▶ [Data supplied]:
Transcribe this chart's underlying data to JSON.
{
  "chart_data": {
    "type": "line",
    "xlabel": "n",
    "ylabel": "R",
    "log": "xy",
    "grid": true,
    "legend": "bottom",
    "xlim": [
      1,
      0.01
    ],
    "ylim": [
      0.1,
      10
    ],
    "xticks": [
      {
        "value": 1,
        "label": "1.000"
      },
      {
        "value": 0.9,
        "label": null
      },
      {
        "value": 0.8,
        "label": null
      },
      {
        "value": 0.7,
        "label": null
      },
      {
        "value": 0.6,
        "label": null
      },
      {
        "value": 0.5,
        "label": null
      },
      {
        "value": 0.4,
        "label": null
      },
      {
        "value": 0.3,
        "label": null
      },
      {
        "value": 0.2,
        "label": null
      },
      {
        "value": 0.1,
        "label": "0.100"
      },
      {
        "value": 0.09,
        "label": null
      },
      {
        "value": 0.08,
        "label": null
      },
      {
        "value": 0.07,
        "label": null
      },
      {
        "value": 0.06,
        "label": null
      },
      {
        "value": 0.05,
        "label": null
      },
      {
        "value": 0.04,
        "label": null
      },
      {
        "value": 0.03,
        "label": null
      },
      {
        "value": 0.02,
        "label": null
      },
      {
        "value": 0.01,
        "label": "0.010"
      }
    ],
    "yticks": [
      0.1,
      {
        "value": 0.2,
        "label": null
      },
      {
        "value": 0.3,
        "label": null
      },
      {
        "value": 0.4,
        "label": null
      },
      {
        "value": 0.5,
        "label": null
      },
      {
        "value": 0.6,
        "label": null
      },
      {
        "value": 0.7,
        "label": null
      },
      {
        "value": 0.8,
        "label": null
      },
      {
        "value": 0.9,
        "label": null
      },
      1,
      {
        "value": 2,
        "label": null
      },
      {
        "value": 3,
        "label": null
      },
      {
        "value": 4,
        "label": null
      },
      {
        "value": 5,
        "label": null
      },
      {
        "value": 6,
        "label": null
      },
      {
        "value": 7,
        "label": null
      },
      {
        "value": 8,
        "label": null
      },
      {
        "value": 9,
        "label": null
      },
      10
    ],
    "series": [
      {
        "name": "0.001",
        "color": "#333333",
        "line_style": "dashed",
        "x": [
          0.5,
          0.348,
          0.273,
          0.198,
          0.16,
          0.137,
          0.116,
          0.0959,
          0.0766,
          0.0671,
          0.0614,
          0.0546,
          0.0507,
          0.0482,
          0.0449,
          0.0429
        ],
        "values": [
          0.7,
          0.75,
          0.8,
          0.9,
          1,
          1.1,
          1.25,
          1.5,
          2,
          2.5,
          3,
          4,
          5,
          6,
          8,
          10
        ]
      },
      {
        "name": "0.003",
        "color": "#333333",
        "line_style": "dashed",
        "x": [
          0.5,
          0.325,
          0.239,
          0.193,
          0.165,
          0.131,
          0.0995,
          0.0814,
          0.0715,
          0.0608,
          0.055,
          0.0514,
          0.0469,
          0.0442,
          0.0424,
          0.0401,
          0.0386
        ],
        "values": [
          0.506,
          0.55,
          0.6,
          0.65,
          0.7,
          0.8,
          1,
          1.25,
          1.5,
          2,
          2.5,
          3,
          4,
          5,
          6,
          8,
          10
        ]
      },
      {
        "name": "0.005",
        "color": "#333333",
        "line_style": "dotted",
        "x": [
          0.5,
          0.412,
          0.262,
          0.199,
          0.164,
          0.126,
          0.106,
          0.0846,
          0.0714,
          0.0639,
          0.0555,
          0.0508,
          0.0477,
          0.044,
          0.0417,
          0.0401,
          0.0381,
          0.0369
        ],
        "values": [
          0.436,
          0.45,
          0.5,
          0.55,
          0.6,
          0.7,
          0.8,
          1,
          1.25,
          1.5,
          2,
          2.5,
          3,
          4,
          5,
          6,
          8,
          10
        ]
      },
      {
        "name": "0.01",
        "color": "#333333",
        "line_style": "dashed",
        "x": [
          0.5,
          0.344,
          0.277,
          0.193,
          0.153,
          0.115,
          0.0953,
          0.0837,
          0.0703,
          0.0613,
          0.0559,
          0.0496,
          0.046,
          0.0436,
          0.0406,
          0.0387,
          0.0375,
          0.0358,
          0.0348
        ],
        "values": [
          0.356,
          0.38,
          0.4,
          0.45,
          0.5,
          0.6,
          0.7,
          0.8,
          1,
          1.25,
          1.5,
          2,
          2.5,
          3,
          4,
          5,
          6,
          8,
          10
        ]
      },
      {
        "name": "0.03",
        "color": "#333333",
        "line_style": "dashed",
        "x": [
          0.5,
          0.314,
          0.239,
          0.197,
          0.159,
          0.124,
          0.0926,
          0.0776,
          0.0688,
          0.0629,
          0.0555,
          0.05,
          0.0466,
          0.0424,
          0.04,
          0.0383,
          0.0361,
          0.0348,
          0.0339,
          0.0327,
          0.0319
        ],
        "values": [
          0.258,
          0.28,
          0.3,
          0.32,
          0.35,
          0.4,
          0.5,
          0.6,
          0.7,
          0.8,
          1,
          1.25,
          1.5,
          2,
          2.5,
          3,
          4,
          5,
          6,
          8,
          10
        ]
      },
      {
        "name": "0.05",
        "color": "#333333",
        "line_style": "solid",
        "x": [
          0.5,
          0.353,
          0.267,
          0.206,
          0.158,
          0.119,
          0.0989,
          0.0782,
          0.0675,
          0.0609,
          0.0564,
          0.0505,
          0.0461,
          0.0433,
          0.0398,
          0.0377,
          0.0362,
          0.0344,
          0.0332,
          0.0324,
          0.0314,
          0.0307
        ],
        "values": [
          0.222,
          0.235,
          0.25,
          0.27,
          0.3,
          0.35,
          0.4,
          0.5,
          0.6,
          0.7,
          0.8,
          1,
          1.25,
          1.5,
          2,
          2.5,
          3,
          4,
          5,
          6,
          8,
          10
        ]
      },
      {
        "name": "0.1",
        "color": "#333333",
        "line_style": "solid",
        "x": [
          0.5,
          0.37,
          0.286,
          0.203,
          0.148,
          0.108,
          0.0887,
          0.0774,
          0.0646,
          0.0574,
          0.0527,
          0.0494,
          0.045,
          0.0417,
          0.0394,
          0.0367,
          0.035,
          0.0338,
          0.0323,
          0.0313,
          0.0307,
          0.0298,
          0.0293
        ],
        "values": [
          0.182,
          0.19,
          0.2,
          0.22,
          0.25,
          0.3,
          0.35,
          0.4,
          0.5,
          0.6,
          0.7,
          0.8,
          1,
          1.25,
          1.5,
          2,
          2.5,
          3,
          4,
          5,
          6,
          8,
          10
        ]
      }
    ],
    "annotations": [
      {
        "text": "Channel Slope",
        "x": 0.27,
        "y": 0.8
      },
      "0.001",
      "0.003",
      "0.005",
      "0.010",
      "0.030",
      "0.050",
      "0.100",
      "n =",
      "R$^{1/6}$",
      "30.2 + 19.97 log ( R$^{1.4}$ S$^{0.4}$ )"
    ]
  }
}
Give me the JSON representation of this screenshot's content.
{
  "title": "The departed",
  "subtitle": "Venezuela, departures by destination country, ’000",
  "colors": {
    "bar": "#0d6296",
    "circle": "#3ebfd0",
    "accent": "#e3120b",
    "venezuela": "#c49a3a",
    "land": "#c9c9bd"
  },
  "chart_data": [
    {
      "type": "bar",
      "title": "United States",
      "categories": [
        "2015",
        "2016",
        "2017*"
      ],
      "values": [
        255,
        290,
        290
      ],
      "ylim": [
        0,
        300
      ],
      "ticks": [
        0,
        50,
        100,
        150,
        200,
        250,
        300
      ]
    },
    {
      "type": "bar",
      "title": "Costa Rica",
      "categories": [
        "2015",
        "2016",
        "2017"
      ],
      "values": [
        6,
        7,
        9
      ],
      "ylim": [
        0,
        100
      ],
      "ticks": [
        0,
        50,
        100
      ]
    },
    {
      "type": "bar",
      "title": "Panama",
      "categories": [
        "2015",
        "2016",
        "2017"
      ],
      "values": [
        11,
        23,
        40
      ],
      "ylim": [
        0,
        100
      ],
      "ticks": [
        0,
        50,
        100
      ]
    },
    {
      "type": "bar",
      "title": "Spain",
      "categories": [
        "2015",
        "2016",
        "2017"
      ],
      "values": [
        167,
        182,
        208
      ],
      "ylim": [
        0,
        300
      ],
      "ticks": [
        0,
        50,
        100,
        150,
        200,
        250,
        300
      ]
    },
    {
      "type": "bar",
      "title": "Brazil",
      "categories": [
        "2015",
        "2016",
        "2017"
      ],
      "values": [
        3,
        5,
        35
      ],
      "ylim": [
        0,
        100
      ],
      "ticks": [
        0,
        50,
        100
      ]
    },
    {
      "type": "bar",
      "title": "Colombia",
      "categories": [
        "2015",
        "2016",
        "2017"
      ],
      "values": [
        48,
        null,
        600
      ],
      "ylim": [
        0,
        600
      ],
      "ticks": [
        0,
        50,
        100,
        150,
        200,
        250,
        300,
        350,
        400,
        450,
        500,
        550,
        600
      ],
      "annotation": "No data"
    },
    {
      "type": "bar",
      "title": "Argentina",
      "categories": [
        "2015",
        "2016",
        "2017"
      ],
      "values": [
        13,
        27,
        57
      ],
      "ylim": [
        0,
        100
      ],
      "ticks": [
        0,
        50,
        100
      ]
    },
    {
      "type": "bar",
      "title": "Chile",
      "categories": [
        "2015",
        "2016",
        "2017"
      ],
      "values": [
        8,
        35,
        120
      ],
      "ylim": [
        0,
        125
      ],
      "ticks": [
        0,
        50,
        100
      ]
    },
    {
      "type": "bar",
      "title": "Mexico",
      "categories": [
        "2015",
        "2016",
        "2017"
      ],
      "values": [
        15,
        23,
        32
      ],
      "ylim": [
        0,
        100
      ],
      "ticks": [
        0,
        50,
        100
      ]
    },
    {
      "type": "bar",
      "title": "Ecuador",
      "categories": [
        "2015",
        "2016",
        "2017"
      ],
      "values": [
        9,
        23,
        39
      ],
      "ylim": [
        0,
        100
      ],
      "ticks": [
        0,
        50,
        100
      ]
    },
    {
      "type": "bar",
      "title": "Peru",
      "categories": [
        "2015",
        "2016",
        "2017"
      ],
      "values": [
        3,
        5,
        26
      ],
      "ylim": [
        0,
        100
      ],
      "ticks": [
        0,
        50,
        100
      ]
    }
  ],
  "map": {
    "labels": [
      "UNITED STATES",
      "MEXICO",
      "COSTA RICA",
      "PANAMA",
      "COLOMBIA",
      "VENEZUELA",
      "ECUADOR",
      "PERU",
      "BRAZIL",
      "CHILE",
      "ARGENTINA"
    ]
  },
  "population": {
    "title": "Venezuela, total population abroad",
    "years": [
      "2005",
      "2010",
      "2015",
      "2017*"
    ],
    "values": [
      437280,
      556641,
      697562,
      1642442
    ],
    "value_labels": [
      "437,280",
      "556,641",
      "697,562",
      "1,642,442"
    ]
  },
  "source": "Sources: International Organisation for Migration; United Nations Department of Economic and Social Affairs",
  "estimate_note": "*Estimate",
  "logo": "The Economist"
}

▶ [Set task]: Within the listing above, copy each line that has the string "population".

▶ [Task answer]:
  "population": {
    "title": "Venezuela, total population abroad",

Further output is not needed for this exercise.